TEXTO PROPORCIONADO >>

-*-*-

¿Menos colas o mejor nieve? Las estaciones de esquí se enfrentan a un dilema cuando tienen que cambiar algún remonte. Saben que un telesilla de alta capacidad supondrá algo más que una inversión en ese nuevo aparato. Y es que pasar de un dos plazas a otro de seis asientos supondrá la mayoría de veces que de repente bajen por ciertas pistas el doble de esquiadores como mínimo.
Mauro Peresson, experto en producción de nieve para las estaciones de esquí, nos explica como a lo largo de estos años el importante cambio técnico en la capacidad de remontes ha hecho que las pistas sean cada vez más dependientes de la producción de nieve.
Si bien el debate sobre la sostenibilidad de la nieve se centra a menudo en los patrones climáticos, un examen más profundo revela que la presión actual sobre las pistas es el resultado de una exitosa evolución tecnológica dentro del propio esquí. Según Peresson, la durabilidad de la nieve está ligada a dos factores operacionales: el material que ahora utilizamos, y la infraestructura que nos sube.
Uno de los puntos de inflexión, aunque no el más importante, se sitúa en el cambio del esquí de 'palillo' de los años 80, hasta bien entrado nuestro siglo. En aquel momento, los esquís paralelos eran la norma, ofreciendo un amplio radio de giro y una velocidad más lenta que, combinada con la técnica de la época, generaba un desgaste relativamente bajo de la nieve en pista.
Mauro Peresson, experto en producción de nieve explica las necesidades actuales de las pistas de esquí
La llegada del esquí carving supuso una revolución: estos esquís son más cortos, más anchos y permiten un radio de giro mucho más cerrado. El esquiador moderno aplica una presión superior y realiza giros más rápidos y precisos, lo que provoca un cierto mayor desgaste superficial de la nieve que el registrado hace 25 o 30 años.

-*-*-

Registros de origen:
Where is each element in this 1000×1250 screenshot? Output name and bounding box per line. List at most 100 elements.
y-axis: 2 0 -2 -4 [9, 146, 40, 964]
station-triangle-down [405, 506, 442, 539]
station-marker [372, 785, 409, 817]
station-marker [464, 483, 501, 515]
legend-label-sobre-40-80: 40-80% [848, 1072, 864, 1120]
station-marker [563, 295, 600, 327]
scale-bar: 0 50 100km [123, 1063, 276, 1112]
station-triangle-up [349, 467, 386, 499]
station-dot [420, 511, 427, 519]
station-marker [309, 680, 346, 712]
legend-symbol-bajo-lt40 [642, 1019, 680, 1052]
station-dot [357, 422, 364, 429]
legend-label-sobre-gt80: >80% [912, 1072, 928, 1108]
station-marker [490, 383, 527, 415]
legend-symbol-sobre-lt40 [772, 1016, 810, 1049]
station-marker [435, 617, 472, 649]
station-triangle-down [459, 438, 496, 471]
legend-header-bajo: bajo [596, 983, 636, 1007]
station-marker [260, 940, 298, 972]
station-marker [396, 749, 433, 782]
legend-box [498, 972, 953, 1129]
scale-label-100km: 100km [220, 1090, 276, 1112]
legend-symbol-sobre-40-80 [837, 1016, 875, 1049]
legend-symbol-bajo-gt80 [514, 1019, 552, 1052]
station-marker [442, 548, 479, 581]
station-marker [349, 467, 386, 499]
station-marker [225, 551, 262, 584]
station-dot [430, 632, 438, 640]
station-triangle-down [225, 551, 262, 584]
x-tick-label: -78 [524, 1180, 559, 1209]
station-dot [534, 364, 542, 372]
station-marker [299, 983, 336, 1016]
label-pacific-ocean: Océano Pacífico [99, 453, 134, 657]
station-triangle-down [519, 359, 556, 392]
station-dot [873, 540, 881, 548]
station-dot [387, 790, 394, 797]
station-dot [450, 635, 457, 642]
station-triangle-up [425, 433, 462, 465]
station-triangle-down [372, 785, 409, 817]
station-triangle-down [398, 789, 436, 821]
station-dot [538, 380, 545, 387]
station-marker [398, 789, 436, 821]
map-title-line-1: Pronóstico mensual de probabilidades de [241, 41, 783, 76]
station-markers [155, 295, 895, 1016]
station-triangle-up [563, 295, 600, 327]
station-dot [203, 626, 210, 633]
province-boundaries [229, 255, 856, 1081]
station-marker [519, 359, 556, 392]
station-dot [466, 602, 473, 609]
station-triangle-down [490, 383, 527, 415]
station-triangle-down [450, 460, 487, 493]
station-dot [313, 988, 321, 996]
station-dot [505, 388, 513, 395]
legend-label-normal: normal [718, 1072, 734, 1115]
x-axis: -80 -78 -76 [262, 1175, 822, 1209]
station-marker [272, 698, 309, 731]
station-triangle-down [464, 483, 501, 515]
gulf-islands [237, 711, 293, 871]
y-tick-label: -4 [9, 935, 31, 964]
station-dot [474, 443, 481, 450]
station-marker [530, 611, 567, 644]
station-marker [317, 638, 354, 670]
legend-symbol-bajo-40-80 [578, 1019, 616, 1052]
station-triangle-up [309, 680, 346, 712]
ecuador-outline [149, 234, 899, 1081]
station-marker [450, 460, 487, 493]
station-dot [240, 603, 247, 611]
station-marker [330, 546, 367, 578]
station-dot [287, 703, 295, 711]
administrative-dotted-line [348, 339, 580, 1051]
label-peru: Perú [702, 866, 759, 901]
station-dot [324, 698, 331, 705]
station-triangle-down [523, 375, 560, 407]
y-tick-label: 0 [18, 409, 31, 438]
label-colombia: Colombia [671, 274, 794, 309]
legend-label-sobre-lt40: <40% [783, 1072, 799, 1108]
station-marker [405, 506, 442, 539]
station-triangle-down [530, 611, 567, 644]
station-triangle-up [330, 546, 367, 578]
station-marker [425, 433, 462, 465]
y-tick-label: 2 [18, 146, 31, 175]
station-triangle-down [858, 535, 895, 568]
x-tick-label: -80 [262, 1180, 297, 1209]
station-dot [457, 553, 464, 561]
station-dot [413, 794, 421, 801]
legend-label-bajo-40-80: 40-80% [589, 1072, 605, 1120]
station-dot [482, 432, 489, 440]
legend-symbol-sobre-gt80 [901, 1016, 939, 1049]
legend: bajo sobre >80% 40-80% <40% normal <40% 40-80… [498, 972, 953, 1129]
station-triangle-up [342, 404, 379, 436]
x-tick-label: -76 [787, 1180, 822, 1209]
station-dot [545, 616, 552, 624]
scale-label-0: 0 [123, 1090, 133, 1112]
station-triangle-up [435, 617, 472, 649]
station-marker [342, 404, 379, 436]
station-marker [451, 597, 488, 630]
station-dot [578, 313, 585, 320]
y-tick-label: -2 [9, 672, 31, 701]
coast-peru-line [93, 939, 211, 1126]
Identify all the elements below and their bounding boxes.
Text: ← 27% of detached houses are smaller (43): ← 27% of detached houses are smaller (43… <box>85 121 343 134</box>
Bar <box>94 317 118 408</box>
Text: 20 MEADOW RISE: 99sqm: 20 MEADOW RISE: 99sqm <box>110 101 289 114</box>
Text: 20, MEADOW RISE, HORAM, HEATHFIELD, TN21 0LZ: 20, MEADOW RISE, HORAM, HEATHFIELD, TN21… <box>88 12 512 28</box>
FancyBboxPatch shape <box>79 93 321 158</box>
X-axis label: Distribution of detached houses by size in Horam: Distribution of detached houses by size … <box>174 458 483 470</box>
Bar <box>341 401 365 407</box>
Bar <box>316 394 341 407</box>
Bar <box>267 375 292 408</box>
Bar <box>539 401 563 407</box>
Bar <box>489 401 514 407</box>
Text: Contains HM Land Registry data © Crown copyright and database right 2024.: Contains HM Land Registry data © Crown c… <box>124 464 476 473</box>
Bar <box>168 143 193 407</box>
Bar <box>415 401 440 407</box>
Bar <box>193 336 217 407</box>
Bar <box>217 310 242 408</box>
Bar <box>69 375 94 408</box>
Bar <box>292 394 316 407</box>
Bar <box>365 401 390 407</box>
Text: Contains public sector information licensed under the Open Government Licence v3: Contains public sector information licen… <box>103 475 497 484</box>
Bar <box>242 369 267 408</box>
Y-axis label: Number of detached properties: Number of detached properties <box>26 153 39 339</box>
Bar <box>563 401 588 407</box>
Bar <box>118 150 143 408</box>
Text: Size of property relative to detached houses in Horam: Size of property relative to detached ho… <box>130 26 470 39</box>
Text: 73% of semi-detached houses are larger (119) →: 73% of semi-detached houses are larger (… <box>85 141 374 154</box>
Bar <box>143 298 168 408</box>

-*-*-

COMPRUEBA TU COMPRENSIÓN >>
a. Responde a estas preguntas sobre el texto de la nieve en las pistas de esquí:
(i) ¿Qué supone la mayoría de veces pasar de un telesilla de dos plazas a otro de seis asientos?
(ii) ¿A qué dos factores operacionales liga Peresson la durabilidad de la nieve?
(iii) ¿Cómo son los esquís carving y qué permiten?
b. Prosigue el texto sobre la nieve en las pistas de esquí a partir de su última frase.

LISTA DE RESPUESTAS >>
a.
(i) Que de repente bajen por ciertas pistas el doble de esquiadores como mínimo.
(ii) Al material que ahora utilizamos y a la infraestructura que nos sube.
(iii) Son más cortos y más anchos, y permiten un radio de giro mucho más cerrado.

b.
Pero sin duda alguna la presión sobre las pistas se ha dado en el momento en que se han empezado a subir muchos más esquiadores montaña arriba para eliminarlos de las colas de los telesillas.
Los antiguos remontes eran mas lentos porque eran básicamente telesquís y telesillas de dos (o tres) y transportaban a unas 600 personas por hora-. Los modernos sistemas desembragables han disparado la capacidad, permitiendo que unas 3.000 personas están usando la misma pista al mismo tiempo.
La combinación de un esquiador más rápido y una densidad de tráfico varias veces superior, implica que la nieve natural, incluso si la precipitación fuera constante, se degradaría a un ritmo insostenible. El análisis concluye que, bajo estas condiciones operacionales, la nieve natural no aguanta tanto.
Ante este escenario, la producción de nieve no es una opción de apoyo, sino una necesidad logística y operacional. Si el esquiador 'consume' la nieve con mayor rapidez y la meteorología es menos fiable, la estación de esquí debe garantizar la base de su producto.
Por lo tanto, la inversión en nueva infraestructura es hoy una decisión integral. Cuando una estación moderniza de un telesquí a un telesilla o de un biplaza a uno de alta capacidad, el proyecto debe incluir de forma prácticamente obligatoria la instalación de cañones de nieve en todas las pistas a las que dicho remonte da acceso.
Ejemplos claros de esto lo hemos visto en Cerler, donde el cambio de un muy viejo telesilla de dos plazas, el Sarrau, a uno moderno de cuatro, ha implicado también el refuerzo con producción de nieve de las pistas a las que da acceso. Y eso que se ha intentado 'frenar' el número de esquiadores con un pinza fija.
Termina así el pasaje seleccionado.